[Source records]
────────────────────────────────────────

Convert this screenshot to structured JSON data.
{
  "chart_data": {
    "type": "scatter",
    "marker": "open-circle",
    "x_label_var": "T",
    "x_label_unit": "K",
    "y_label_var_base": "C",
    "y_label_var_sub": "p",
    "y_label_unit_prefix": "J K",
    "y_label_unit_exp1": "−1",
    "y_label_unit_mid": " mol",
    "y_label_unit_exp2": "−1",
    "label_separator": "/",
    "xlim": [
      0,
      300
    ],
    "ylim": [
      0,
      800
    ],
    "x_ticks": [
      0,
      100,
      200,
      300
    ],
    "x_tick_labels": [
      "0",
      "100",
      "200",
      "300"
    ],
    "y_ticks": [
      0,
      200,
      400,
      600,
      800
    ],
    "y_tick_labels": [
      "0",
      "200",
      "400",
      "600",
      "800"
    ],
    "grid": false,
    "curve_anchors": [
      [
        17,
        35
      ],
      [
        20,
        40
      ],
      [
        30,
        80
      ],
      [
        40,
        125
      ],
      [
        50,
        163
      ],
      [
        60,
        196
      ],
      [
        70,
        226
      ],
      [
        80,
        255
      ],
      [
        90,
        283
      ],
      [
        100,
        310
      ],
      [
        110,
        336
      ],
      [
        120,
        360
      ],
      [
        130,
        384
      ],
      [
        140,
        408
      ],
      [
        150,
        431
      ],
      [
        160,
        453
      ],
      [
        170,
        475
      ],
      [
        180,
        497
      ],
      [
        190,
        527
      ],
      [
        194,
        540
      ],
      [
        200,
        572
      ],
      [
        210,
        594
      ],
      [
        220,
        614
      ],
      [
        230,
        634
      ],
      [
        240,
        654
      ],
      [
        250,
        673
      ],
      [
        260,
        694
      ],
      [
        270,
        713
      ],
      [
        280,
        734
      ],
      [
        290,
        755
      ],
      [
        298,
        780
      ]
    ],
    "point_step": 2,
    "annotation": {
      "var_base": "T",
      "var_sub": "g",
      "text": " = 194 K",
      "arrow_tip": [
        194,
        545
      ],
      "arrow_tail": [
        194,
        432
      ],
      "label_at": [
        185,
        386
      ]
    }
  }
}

────────────────────────────────────────

Output the full listing without altering anything.

ANSWER IN FULL —
Convert this screenshot to structured JSON data.
{
  "chart_data": {
    "type": "scatter",
    "marker": "open-circle",
    "x_label_var": "T",
    "x_label_unit": "K",
    "y_label_var_base": "C",
    "y_label_var_sub": "p",
    "y_label_unit_prefix": "J K",
    "y_label_unit_exp1": "−1",
    "y_label_unit_mid": " mol",
    "y_label_unit_exp2": "−1",
    "label_separator": "/",
    "xlim": [
      0,
      300
    ],
    "ylim": [
      0,
      800
    ],
    "x_ticks": [
      0,
      100,
      200,
      300
    ],
    "x_tick_labels": [
      "0",
      "100",
      "200",
      "300"
    ],
    "y_ticks": [
      0,
      200,
      400,
      600,
      800
    ],
    "y_tick_labels": [
      "0",
      "200",
      "400",
      "600",
      "800"
    ],
    "grid": false,
    "curve_anchors": [
      [
        17,
        35
      ],
      [
        20,
        40
      ],
      [
        30,
        80
      ],
      [
        40,
        125
      ],
      [
        50,
        163
      ],
      [
        60,
        196
      ],
      [
        70,
        226
      ],
      [
        80,
        255
      ],
      [
        90,
        283
      ],
      [
        100,
        310
      ],
      [
        110,
        336
      ],
      [
        120,
        360
      ],
      [
        130,
        384
      ],
      [
        140,
        408
      ],
      [
        150,
        431
      ],
      [
        160,
        453
      ],
      [
        170,
        475
      ],
      [
        180,
        497
      ],
      [
        190,
        527
      ],
      [
        194,
        540
      ],
      [
        200,
        572
      ],
      [
        210,
        594
      ],
      [
        220,
        614
      ],
      [
        230,
        634
      ],
      [
        240,
        654
      ],
      [
        250,
        673
      ],
      [
        260,
        694
      ],
      [
        270,
        713
      ],
      [
        280,
        734
      ],
      [
        290,
        755
      ],
      [
        298,
        780
      ]
    ],
    "point_step": 2,
    "annotation": {
      "var_base": "T",
      "var_sub": "g",
      "text": " = 194 K",
      "arrow_tip": [
        194,
        545
      ],
      "arrow_tail": [
        194,
        432
      ],
      "label_at": [
        185,
        386
      ]
    }
  }
}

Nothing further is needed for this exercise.